## WORK TO COMPLETE
Using the entries that follow, state how many lines contain the word "title". The response is that number and nothing more.

## DATA PROVIDED
═══
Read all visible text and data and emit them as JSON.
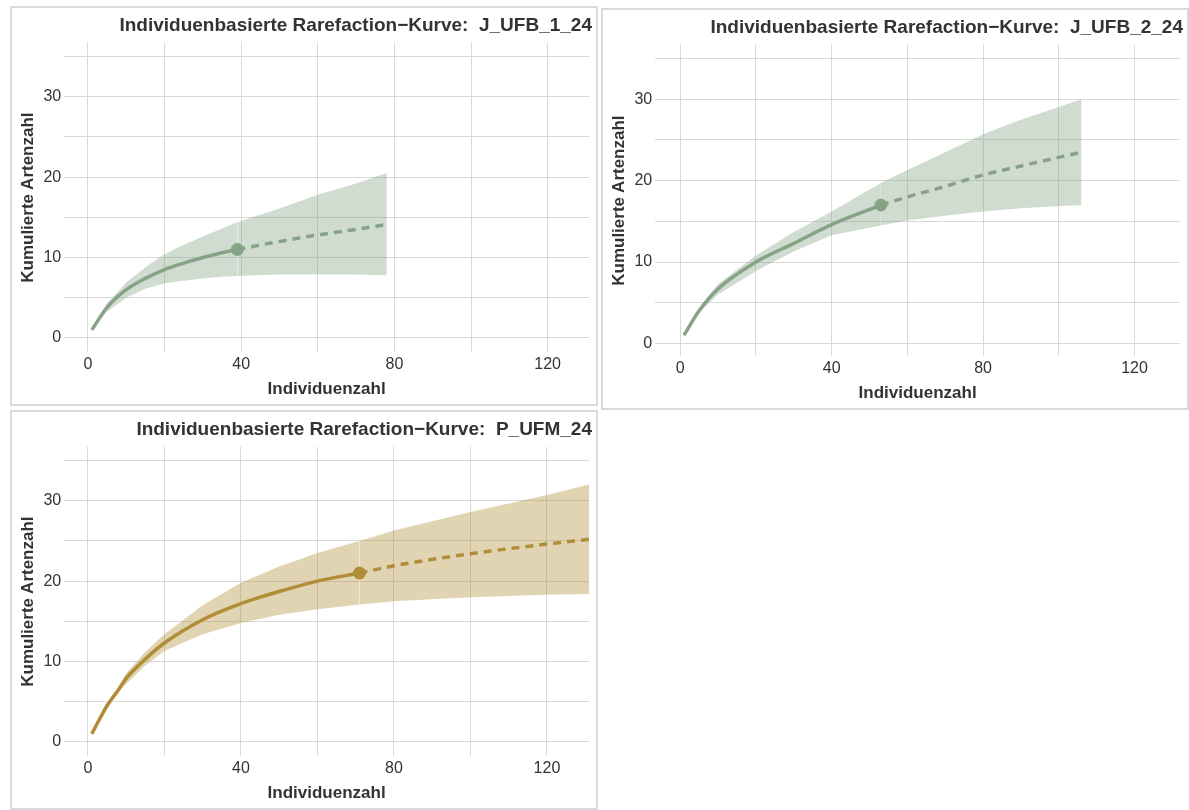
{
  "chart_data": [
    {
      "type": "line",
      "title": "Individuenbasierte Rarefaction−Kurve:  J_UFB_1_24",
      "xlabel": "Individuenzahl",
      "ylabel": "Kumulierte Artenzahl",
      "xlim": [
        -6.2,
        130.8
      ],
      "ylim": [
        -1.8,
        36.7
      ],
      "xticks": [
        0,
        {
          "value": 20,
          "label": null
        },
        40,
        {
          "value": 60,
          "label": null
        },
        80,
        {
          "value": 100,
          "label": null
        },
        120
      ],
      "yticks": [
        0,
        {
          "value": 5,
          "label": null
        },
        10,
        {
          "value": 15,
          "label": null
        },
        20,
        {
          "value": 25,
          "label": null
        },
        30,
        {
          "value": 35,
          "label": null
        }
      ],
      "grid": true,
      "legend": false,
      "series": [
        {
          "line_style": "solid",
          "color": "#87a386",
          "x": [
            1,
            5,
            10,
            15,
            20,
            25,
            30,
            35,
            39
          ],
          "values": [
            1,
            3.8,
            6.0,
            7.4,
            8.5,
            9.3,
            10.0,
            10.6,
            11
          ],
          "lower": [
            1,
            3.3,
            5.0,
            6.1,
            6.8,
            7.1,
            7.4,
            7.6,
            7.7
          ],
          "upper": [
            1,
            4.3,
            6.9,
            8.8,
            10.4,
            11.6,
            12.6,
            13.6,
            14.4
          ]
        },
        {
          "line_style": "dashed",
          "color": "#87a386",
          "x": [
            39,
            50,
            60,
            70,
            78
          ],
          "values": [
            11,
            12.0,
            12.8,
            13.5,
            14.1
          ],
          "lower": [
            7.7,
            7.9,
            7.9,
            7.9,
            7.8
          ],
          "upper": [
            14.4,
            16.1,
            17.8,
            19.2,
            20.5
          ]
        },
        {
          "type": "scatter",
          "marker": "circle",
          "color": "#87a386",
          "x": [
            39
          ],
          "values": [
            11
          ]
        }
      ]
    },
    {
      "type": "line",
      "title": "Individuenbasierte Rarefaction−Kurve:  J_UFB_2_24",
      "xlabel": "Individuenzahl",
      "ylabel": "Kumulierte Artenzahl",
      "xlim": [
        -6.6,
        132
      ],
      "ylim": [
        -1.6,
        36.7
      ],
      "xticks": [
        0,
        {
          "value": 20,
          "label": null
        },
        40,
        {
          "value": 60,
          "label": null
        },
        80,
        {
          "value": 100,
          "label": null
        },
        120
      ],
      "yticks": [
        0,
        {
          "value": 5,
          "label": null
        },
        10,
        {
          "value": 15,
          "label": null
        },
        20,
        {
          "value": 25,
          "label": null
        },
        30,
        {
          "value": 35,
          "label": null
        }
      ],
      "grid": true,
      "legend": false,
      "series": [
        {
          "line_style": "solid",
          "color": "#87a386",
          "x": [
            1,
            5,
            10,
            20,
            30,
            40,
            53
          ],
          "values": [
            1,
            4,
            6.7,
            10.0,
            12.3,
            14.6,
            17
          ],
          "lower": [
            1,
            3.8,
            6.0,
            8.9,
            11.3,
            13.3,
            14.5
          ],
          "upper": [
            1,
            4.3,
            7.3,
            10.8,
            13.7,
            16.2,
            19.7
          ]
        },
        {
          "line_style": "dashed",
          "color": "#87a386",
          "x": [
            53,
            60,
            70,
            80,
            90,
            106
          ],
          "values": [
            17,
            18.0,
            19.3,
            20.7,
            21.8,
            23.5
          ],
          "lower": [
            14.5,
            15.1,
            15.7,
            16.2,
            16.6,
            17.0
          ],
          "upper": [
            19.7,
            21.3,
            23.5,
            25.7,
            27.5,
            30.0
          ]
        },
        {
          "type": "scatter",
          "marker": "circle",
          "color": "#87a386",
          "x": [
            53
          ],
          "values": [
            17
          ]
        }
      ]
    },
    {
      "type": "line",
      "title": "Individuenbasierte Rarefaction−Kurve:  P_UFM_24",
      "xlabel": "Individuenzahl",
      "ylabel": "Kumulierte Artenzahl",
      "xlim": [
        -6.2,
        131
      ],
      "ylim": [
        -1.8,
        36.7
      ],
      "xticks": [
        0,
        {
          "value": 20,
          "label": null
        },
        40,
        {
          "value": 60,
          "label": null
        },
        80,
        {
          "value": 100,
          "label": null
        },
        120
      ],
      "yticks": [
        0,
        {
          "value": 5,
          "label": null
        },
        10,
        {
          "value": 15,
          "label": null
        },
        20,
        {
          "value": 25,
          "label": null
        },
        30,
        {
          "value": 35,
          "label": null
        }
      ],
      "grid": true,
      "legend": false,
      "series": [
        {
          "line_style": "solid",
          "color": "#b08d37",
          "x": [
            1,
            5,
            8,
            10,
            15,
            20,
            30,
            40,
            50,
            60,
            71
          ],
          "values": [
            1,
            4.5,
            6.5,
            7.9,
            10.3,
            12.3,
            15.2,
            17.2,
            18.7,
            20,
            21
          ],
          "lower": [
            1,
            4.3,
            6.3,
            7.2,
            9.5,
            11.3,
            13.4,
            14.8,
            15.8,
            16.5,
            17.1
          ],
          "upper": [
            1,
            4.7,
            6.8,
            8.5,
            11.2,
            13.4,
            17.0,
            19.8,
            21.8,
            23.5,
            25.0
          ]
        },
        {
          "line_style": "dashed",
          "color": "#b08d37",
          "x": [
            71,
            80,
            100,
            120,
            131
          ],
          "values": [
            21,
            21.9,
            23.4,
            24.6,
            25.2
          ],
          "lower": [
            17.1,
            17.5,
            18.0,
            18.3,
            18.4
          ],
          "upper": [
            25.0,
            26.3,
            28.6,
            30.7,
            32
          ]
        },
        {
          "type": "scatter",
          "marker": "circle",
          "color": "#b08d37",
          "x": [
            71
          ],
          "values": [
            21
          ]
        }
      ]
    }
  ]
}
═══
## ANSWER TO THIS EXERCISE
3